■ Problem:
Set down the material once more, exactly as it appears.

■ Provided data:
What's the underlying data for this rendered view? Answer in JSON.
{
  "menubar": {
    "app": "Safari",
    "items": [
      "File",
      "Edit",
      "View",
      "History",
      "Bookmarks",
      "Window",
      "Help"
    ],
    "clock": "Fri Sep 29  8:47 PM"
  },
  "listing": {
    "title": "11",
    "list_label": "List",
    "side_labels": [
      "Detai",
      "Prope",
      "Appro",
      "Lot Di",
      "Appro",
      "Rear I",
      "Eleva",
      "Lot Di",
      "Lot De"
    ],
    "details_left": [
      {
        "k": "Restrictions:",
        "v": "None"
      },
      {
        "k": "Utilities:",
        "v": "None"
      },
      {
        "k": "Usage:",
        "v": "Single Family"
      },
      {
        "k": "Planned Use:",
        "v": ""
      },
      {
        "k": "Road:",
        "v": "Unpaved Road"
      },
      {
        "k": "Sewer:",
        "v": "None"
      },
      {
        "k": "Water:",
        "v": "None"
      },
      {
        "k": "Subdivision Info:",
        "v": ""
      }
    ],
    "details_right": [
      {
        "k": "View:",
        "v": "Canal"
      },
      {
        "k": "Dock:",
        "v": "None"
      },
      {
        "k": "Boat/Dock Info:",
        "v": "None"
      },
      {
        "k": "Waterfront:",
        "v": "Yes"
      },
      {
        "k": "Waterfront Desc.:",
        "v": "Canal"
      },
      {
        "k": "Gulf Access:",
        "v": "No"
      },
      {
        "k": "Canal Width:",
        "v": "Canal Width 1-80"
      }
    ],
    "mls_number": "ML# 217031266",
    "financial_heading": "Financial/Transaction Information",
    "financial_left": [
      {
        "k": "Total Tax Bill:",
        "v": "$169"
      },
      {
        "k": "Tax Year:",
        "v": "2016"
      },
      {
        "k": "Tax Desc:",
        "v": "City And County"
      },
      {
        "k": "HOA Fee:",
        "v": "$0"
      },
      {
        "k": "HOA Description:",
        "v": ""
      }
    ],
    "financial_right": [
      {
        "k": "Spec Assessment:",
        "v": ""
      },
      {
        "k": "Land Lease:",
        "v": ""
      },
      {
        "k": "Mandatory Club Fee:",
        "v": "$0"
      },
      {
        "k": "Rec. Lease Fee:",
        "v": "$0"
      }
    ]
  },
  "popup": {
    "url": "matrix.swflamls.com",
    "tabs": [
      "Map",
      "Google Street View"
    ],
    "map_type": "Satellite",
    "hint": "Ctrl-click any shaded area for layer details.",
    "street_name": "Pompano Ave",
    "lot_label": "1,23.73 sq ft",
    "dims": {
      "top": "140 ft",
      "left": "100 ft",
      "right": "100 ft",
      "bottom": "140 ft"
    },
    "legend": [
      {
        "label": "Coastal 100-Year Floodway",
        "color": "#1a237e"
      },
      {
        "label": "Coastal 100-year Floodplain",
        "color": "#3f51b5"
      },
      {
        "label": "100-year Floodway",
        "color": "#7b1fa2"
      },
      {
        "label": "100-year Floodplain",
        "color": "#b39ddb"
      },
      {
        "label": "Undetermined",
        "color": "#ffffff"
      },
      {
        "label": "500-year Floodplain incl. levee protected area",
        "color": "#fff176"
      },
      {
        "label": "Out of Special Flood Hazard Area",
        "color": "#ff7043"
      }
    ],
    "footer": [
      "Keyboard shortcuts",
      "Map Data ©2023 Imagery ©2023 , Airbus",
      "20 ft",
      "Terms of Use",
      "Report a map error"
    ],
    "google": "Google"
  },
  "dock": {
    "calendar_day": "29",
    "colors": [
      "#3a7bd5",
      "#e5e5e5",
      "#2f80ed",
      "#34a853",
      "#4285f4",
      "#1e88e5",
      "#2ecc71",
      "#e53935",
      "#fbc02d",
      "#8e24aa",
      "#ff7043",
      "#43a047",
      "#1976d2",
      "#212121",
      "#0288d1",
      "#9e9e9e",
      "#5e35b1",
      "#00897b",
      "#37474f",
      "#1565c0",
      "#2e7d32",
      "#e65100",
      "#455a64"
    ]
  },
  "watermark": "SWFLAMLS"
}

■ Solution for this exercise:
What's the underlying data for this rendered view? Answer in JSON.
{
  "menubar": {
    "app": "Safari",
    "items": [
      "File",
      "Edit",
      "View",
      "History",
      "Bookmarks",
      "Window",
      "Help"
    ],
    "clock": "Fri Sep 29  8:47 PM"
  },
  "listing": {
    "title": "11",
    "list_label": "List",
    "side_labels": [
      "Detai",
      "Prope",
      "Appro",
      "Lot Di",
      "Appro",
      "Rear I",
      "Eleva",
      "Lot Di",
      "Lot De"
    ],
    "details_left": [
      {
        "k": "Restrictions:",
        "v": "None"
      },
      {
        "k": "Utilities:",
        "v": "None"
      },
      {
        "k": "Usage:",
        "v": "Single Family"
      },
      {
        "k": "Planned Use:",
        "v": ""
      },
      {
        "k": "Road:",
        "v": "Unpaved Road"
      },
      {
        "k": "Sewer:",
        "v": "None"
      },
      {
        "k": "Water:",
        "v": "None"
      },
      {
        "k": "Subdivision Info:",
        "v": ""
      }
    ],
    "details_right": [
      {
        "k": "View:",
        "v": "Canal"
      },
      {
        "k": "Dock:",
        "v": "None"
      },
      {
        "k": "Boat/Dock Info:",
        "v": "None"
      },
      {
        "k": "Waterfront:",
        "v": "Yes"
      },
      {
        "k": "Waterfront Desc.:",
        "v": "Canal"
      },
      {
        "k": "Gulf Access:",
        "v": "No"
      },
      {
        "k": "Canal Width:",
        "v": "Canal Width 1-80"
      }
    ],
    "mls_number": "ML# 217031266",
    "financial_heading": "Financial/Transaction Information",
    "financial_left": [
      {
        "k": "Total Tax Bill:",
        "v": "$169"
      },
      {
        "k": "Tax Year:",
        "v": "2016"
      },
      {
        "k": "Tax Desc:",
        "v": "City And County"
      },
      {
        "k": "HOA Fee:",
        "v": "$0"
      },
      {
        "k": "HOA Description:",
        "v": ""
      }
    ],
    "financial_right": [
      {
        "k": "Spec Assessment:",
        "v": ""
      },
      {
        "k": "Land Lease:",
        "v": ""
      },
      {
        "k": "Mandatory Club Fee:",
        "v": "$0"
      },
      {
        "k": "Rec. Lease Fee:",
        "v": "$0"
      }
    ]
  },
  "popup": {
    "url": "matrix.swflamls.com",
    "tabs": [
      "Map",
      "Google Street View"
    ],
    "map_type": "Satellite",
    "hint": "Ctrl-click any shaded area for layer details.",
    "street_name": "Pompano Ave",
    "lot_label": "1,23.73 sq ft",
    "dims": {
      "top": "140 ft",
      "left": "100 ft",
      "right": "100 ft",
      "bottom": "140 ft"
    },
    "legend": [
      {
        "label": "Coastal 100-Year Floodway",
        "color": "#1a237e"
      },
      {
        "label": "Coastal 100-year Floodplain",
        "color": "#3f51b5"
      },
      {
        "label": "100-year Floodway",
        "color": "#7b1fa2"
      },
      {
        "label": "100-year Floodplain",
        "color": "#b39ddb"
      },
      {
        "label": "Undetermined",
        "color": "#ffffff"
      },
      {
        "label": "500-year Floodplain incl. levee protected area",
        "color": "#fff176"
      },
      {
        "label": "Out of Special Flood Hazard Area",
        "color": "#ff7043"
      }
    ],
    "footer": [
      "Keyboard shortcuts",
      "Map Data ©2023 Imagery ©2023 , Airbus",
      "20 ft",
      "Terms of Use",
      "Report a map error"
    ],
    "google": "Google"
  },
  "dock": {
    "calendar_day": "29",
    "colors": [
      "#3a7bd5",
      "#e5e5e5",
      "#2f80ed",
      "#34a853",
      "#4285f4",
      "#1e88e5",
      "#2ecc71",
      "#e53935",
      "#fbc02d",
      "#8e24aa",
      "#ff7043",
      "#43a047",
      "#1976d2",
      "#212121",
      "#0288d1",
      "#9e9e9e",
      "#5e35b1",
      "#00897b",
      "#37474f",
      "#1565c0",
      "#2e7d32",
      "#e65100",
      "#455a64"
    ]
  },
  "watermark": "SWFLAMLS"
}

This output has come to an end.